> _Task details_
Lines that contain "text" are to be counted; give only their number.
* BEGIN *
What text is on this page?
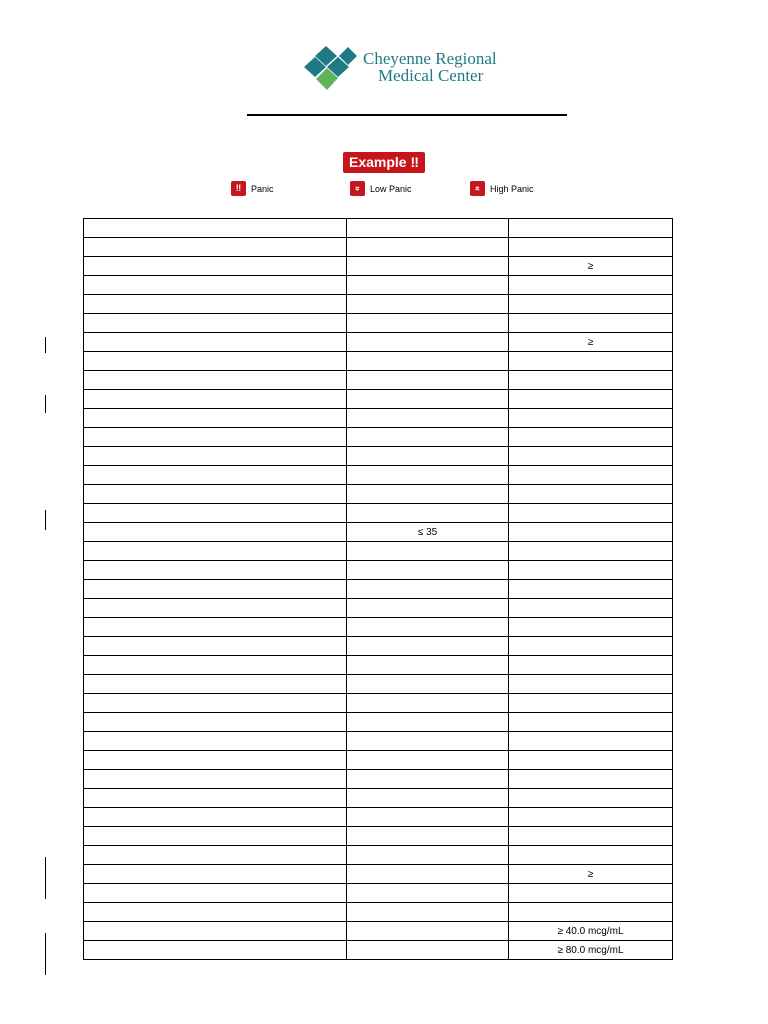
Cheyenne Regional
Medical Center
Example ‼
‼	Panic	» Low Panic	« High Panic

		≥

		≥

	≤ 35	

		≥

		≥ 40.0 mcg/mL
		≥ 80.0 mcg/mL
* END *
* BEGIN *
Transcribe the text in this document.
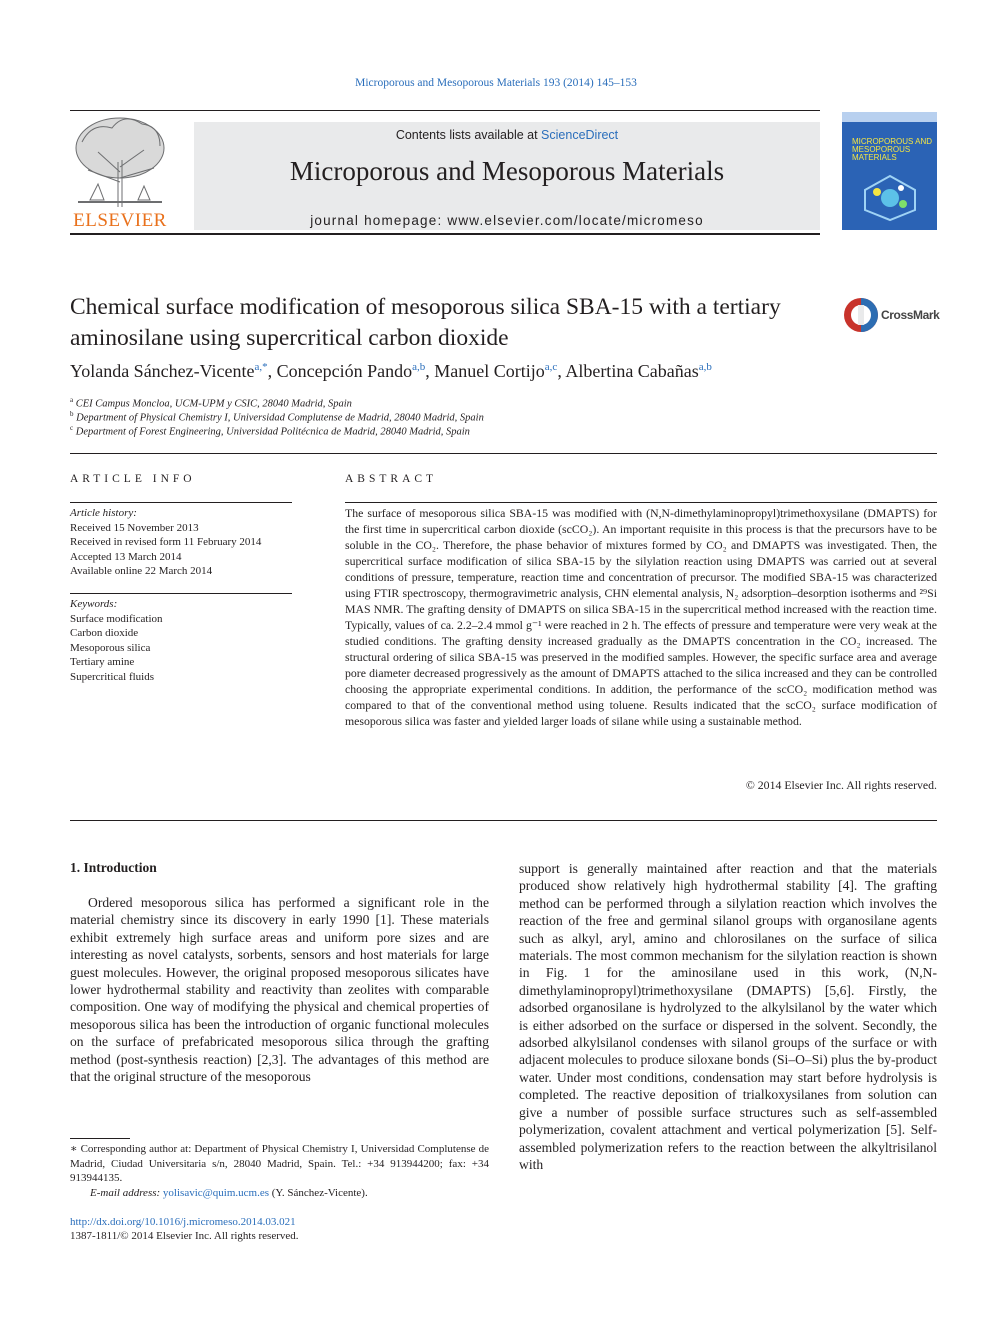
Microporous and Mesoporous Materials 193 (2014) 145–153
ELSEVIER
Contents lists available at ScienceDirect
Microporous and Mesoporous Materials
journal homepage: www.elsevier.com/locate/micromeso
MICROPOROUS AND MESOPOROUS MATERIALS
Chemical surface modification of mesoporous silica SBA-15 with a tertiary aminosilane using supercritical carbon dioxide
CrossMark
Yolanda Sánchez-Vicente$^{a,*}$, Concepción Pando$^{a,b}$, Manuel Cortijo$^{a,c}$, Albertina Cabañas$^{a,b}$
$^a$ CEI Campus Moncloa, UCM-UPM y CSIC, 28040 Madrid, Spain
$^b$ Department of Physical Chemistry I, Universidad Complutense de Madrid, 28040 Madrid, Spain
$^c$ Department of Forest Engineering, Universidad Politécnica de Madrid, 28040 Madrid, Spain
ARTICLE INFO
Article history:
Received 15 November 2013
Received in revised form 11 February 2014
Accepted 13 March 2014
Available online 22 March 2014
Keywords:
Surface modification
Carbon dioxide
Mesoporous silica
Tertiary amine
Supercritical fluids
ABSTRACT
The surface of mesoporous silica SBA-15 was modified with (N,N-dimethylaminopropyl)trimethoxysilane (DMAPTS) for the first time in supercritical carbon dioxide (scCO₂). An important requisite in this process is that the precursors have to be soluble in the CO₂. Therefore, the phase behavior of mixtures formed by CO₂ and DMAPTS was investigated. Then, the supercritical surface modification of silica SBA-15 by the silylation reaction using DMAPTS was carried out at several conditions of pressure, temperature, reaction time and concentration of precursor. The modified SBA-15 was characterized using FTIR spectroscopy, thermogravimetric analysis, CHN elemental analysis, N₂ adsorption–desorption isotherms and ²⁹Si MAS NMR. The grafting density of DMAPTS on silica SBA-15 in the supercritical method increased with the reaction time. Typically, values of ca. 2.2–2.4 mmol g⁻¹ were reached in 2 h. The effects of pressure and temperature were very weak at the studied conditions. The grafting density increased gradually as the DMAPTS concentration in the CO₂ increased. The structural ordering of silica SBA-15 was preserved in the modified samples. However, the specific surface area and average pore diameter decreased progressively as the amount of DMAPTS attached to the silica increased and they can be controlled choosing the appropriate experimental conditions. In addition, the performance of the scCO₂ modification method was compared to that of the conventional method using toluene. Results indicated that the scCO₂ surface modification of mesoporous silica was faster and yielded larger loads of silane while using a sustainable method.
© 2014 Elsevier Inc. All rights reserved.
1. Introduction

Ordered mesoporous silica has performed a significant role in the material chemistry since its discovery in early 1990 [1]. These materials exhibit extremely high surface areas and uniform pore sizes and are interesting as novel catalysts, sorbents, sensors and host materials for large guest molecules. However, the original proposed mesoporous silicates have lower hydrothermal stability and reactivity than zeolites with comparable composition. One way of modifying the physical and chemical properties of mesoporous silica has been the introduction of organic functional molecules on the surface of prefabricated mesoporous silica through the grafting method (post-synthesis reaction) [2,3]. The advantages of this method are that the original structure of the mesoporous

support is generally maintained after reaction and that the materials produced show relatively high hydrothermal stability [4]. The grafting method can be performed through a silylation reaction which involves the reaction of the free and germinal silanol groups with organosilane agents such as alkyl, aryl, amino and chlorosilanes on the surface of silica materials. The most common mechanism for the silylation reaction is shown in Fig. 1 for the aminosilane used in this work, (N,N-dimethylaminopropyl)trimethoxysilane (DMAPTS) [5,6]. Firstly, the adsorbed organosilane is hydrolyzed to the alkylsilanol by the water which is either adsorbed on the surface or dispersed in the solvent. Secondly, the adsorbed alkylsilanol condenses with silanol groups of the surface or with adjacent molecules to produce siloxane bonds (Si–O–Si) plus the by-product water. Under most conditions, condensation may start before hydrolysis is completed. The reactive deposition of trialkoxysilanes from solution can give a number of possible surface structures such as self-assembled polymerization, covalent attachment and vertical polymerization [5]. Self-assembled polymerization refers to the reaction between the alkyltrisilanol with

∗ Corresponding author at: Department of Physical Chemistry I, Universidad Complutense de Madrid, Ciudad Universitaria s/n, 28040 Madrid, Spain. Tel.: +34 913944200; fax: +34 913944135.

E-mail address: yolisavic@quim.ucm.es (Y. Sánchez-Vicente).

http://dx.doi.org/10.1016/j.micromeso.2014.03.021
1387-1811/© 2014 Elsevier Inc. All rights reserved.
* END *
> _Written response_
2